**Dataset entries**
________________________

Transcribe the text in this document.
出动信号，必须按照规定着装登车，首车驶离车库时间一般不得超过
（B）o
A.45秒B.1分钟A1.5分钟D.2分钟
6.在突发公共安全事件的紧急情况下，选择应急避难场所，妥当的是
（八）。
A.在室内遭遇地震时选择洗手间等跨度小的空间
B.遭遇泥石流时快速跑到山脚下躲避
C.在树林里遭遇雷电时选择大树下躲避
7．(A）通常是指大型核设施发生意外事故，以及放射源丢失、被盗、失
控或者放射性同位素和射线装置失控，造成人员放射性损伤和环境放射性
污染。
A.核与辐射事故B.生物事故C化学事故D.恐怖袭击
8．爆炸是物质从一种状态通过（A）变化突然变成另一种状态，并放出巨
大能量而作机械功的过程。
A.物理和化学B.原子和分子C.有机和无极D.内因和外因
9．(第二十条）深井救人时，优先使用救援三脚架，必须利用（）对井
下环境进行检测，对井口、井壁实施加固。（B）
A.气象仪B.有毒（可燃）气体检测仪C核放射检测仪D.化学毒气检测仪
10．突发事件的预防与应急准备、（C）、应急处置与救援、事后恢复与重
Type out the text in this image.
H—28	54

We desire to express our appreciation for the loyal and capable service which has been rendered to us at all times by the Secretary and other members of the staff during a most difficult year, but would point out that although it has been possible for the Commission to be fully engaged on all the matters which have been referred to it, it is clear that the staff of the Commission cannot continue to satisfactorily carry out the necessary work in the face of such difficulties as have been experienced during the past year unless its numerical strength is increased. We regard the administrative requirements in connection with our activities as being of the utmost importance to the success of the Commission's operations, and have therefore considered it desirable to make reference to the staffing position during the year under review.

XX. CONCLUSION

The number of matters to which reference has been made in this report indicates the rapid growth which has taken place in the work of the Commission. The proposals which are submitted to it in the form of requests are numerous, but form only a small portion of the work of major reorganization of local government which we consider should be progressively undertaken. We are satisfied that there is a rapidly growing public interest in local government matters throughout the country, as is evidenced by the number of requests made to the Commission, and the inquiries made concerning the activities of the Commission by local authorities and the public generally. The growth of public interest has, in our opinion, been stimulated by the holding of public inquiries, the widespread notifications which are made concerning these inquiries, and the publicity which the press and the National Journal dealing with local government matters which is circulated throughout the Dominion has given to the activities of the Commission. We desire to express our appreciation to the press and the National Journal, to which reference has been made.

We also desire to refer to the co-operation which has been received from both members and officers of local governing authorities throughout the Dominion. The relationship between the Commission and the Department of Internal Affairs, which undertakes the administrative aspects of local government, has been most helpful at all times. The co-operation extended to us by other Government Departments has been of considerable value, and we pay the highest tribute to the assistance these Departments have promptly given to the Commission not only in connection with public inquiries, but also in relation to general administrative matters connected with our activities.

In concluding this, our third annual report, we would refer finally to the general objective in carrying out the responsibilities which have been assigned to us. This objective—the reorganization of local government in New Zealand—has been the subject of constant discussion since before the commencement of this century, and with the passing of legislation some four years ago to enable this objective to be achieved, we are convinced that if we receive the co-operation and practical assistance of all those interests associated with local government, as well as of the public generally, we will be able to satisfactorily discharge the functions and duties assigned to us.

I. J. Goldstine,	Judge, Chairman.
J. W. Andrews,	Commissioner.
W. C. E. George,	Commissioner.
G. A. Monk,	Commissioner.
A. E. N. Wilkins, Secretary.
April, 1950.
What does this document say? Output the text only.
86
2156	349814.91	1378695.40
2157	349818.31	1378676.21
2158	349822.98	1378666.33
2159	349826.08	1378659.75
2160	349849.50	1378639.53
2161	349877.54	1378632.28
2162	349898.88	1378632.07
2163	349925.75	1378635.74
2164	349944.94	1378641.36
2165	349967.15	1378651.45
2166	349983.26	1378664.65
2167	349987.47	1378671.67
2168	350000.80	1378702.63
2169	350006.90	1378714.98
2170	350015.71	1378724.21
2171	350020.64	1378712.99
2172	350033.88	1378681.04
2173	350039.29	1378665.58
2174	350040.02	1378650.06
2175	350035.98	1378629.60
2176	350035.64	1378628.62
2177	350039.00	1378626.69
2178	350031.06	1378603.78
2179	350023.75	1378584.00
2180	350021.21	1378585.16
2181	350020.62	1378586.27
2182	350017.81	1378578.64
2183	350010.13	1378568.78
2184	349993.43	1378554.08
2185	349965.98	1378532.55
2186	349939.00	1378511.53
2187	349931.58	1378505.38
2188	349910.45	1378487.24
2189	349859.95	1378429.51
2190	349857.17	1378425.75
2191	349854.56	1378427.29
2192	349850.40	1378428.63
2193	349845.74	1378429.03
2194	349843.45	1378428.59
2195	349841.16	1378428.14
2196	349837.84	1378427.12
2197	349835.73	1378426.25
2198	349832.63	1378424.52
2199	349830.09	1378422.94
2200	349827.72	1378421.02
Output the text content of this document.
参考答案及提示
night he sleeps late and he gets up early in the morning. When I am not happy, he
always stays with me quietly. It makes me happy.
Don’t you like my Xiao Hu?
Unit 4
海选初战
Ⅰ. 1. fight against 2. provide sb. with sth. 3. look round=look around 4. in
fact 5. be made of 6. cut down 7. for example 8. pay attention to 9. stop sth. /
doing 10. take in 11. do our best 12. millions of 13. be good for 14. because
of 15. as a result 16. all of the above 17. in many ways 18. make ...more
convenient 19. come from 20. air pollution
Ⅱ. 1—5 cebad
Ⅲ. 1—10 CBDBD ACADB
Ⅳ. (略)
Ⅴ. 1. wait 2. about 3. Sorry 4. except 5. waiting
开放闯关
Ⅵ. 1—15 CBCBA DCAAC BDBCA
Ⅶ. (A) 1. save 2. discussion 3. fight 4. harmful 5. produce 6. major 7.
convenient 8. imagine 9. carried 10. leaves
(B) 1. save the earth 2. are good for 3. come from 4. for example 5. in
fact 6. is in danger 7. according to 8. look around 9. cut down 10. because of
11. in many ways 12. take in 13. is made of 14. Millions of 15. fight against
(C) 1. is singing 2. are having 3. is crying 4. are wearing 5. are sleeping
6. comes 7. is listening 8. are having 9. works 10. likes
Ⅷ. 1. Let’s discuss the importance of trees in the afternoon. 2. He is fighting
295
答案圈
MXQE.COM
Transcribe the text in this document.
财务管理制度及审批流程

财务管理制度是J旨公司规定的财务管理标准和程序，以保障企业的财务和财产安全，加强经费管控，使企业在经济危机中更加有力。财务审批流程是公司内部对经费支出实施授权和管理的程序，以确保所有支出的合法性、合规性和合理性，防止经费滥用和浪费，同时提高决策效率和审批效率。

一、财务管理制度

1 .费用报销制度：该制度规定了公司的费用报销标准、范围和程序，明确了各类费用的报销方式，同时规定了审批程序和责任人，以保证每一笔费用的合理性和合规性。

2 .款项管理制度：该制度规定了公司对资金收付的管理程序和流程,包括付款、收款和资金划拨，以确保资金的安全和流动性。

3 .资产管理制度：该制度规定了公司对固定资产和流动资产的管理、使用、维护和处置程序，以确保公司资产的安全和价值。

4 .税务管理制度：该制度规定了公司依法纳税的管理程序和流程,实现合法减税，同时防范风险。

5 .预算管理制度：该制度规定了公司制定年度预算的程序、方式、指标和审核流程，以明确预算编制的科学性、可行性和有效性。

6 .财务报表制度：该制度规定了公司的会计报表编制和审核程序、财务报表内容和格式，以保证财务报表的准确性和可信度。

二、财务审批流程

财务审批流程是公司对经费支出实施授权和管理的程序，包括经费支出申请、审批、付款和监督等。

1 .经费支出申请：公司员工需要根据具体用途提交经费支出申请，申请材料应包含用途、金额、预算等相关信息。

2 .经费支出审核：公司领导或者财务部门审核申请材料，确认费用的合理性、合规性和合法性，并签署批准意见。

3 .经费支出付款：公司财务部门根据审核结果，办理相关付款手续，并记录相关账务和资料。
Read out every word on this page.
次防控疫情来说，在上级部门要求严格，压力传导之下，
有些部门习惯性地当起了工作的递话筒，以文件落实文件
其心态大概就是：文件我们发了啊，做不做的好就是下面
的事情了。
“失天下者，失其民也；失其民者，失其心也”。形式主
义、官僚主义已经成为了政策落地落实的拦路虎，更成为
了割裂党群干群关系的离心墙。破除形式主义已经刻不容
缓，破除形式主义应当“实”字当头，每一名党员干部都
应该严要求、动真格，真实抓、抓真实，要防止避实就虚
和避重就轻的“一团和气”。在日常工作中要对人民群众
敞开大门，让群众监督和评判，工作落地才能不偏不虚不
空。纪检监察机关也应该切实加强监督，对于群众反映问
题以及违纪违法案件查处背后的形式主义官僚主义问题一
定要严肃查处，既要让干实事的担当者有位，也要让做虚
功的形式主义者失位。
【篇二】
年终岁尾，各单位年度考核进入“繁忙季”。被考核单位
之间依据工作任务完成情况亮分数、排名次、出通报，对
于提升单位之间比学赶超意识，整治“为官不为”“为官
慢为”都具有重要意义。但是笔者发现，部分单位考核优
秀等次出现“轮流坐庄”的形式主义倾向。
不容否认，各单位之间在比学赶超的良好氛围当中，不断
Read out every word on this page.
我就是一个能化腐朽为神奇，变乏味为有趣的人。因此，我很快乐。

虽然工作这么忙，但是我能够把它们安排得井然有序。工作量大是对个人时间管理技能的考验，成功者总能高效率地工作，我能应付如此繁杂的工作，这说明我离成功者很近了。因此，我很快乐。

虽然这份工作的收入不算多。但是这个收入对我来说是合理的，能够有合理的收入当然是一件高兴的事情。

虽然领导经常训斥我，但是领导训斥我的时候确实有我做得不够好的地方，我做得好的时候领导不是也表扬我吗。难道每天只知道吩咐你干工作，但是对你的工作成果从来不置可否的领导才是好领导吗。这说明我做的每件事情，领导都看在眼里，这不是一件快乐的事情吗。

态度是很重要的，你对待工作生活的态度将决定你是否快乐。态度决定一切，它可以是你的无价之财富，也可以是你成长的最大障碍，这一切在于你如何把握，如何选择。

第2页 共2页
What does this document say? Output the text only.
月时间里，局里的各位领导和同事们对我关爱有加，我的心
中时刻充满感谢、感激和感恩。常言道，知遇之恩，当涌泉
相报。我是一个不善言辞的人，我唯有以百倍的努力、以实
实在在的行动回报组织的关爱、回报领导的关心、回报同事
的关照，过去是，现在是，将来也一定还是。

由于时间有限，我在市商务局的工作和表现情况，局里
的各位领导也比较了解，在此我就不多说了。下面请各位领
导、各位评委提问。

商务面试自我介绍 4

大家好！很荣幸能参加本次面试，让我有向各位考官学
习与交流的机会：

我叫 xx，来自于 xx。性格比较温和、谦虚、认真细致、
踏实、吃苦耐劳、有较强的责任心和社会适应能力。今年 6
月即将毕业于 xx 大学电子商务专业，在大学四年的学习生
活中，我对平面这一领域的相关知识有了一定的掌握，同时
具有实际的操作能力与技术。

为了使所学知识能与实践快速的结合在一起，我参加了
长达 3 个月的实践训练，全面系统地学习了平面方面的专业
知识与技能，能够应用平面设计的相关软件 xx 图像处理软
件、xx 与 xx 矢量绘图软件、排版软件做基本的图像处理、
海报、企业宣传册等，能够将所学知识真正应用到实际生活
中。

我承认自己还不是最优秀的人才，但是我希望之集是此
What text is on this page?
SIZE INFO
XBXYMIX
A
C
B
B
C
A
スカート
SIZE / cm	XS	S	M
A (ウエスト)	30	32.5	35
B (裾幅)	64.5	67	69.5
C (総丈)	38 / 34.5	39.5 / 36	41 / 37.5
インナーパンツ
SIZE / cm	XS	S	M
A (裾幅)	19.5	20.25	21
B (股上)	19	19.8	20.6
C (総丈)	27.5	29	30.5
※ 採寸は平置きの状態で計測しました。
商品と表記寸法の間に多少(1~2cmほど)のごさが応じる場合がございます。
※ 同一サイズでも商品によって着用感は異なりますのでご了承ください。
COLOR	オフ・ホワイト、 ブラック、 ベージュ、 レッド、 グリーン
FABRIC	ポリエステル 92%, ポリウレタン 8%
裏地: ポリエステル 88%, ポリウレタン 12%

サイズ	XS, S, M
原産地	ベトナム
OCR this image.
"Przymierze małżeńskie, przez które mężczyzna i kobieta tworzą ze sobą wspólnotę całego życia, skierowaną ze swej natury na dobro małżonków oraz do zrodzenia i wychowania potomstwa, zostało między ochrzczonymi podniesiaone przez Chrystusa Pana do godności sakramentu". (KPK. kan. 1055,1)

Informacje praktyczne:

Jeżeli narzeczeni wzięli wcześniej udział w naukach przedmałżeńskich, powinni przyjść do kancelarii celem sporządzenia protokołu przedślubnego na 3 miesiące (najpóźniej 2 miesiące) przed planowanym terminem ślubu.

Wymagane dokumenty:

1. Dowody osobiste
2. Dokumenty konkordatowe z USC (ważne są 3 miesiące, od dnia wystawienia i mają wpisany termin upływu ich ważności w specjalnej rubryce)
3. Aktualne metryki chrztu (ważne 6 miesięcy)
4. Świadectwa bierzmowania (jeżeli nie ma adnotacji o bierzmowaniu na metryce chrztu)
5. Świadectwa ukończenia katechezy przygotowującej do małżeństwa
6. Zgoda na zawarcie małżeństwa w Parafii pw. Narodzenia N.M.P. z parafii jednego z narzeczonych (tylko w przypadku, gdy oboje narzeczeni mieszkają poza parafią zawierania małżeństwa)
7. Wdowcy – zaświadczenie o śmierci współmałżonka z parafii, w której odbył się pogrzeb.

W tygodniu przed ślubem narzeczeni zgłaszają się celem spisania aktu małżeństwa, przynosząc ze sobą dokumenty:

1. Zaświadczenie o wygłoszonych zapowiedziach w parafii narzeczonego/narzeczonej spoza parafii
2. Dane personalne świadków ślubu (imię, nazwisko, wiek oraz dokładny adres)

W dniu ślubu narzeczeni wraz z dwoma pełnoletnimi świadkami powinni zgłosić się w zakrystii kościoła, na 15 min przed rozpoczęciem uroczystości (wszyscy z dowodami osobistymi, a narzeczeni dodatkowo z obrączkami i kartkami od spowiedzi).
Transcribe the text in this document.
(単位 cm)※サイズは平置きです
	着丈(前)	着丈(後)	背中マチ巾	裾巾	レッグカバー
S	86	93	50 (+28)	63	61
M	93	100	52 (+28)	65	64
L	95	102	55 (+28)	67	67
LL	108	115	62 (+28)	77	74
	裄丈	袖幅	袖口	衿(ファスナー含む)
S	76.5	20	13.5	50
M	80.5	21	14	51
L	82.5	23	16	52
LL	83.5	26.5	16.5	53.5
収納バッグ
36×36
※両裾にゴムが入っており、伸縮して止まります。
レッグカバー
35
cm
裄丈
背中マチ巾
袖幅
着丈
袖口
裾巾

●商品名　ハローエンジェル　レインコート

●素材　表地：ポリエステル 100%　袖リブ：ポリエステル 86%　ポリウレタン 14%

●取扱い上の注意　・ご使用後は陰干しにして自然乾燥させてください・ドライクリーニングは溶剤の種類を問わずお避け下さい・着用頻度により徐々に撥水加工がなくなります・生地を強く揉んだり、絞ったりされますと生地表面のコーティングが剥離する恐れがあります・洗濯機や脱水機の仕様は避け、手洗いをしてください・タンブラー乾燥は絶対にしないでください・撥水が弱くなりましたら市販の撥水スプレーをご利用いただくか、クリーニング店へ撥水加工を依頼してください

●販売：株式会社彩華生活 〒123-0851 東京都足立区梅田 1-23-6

________________________

**What to produce**
Isolate the lines above that contain the word "image" and copy them.

**The reply**
Type out the text in this image.
OCR this image.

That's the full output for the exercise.